THE EXERCISE :: Print all records exactly, leaving nothing out.

— Begin RECORDED DATA —

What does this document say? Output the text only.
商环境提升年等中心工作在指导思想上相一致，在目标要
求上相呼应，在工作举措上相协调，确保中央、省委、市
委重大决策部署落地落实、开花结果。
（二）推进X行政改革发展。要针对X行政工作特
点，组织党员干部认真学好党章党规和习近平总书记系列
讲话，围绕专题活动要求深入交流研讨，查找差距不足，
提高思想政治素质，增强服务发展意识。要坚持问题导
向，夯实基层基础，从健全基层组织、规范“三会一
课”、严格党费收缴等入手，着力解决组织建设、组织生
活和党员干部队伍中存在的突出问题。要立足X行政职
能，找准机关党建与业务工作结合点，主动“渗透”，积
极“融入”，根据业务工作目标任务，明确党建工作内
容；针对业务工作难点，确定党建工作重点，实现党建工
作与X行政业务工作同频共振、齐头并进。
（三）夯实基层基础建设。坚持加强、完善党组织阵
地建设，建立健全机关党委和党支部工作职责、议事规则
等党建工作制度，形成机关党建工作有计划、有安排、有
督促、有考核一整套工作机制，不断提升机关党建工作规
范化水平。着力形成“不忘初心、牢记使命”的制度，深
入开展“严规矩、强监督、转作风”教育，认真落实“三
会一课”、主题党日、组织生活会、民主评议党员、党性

— End RECORDED DATA —

RESULT BELOW ::
What does this document say? Output the text only.
商环境提升年等中心工作在指导思想上相一致，在目标要
求上相呼应，在工作举措上相协调，确保中央、省委、市
委重大决策部署落地落实、开花结果。
（二）推进X行政改革发展。要针对X行政工作特
点，组织党员干部认真学好党章党规和习近平总书记系列
讲话，围绕专题活动要求深入交流研讨，查找差距不足，
提高思想政治素质，增强服务发展意识。要坚持问题导
向，夯实基层基础，从健全基层组织、规范“三会一
课”、严格党费收缴等入手，着力解决组织建设、组织生
活和党员干部队伍中存在的突出问题。要立足X行政职
能，找准机关党建与业务工作结合点，主动“渗透”，积
极“融入”，根据业务工作目标任务，明确党建工作内
容；针对业务工作难点，确定党建工作重点，实现党建工
作与X行政业务工作同频共振、齐头并进。
（三）夯实基层基础建设。坚持加强、完善党组织阵
地建设，建立健全机关党委和党支部工作职责、议事规则
等党建工作制度，形成机关党建工作有计划、有安排、有
督促、有考核一整套工作机制，不断提升机关党建工作规
范化水平。着力形成“不忘初心、牢记使命”的制度，深
入开展“严规矩、强监督、转作风”教育，认真落实“三
会一课”、主题党日、组织生活会、民主评议党员、党性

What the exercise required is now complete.